>>
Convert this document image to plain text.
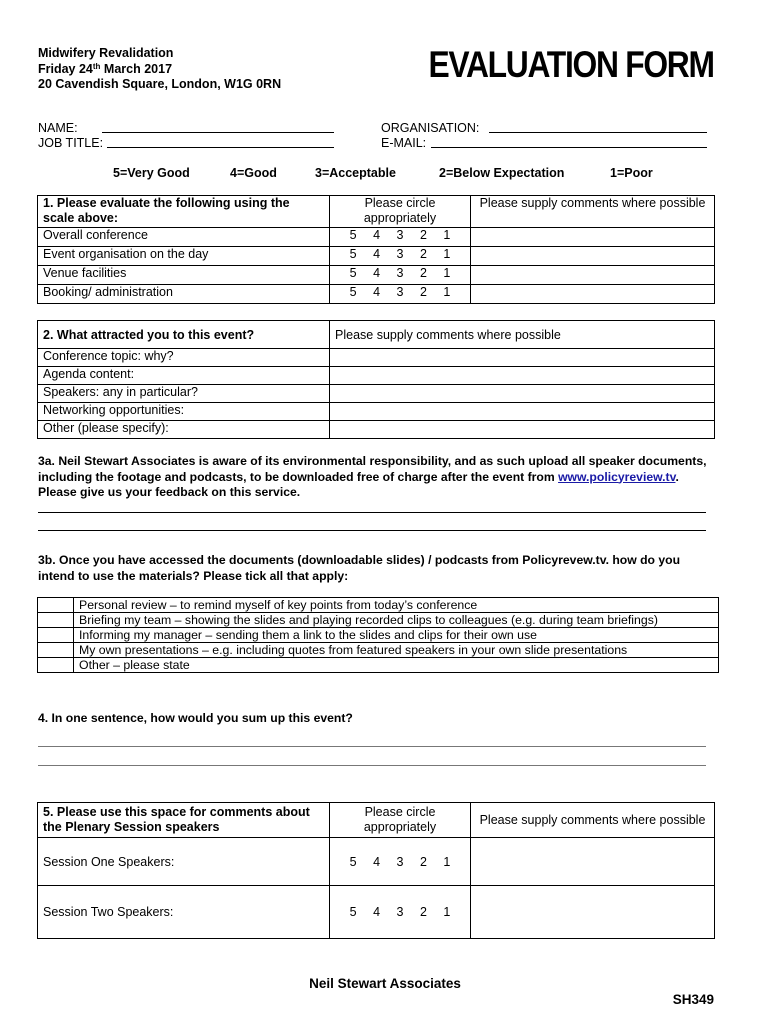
Midwifery Revalidation
Friday 24th March 2017
20 Cavendish Square, London, W1G 0RN	EVALUATION FORM
NAME:
JOB TITLE:
ORGANISATION:
E-MAIL:
5=Very Good	4=Good	3=Acceptable	2=Below Expectation	1=Poor
1. Please evaluate the following using the scale above:	Please circle appropriately	Please supply comments where possible
Overall conference	5 4 3 2 1	
Event organisation on the day	5 4 3 2 1	
Venue facilities	5 4 3 2 1	
Booking/ administration	5 4 3 2 1	
2. What attracted you to this event?	Please supply comments where possible
Conference topic: why?	
Agenda content:	
Speakers: any in particular?	
Networking opportunities:	
Other (please specify):	
3a. Neil Stewart Associates is aware of its environmental responsibility, and as such upload all speaker documents, including the footage and podcasts, to be downloaded free of charge after the event from www.policyreview.tv. Please give us your feedback on this service.
3b. Once you have accessed the documents (downloadable slides) / podcasts from Policyrevew.tv. how do you intend to use the materials? Please tick all that apply:
	Personal review – to remind myself of key points from today’s conference
	Briefing my team – showing the slides and playing recorded clips to colleagues (e.g. during team briefings)
	Informing my manager – sending them a link to the slides and clips for their own use
	My own presentations – e.g. including quotes from featured speakers in your own slide presentations
	Other – please state
4. In one sentence, how would you sum up this event?
5. Please use this space for comments about the Plenary Session speakers	Please circle appropriately	Please supply comments where possible
Session One Speakers:	5 4 3 2 1	
Session Two Speakers:	5 4 3 2 1	
Neil Stewart Associates
SH349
<<
For each line in the data above that contains the string "documents", extract the line.

▶ **RESULT**
3a. Neil Stewart Associates is aware of its environmental responsibility, and as such upload all speaker documents, including the footage and podcasts, to be downloaded free of charge after the event from www.policyreview.tv. Please give us your feedback on this service.
3b. Once you have accessed the documents (downloadable slides) / podcasts from Policyrevew.tv. how do you intend to use the materials? Please tick all that apply:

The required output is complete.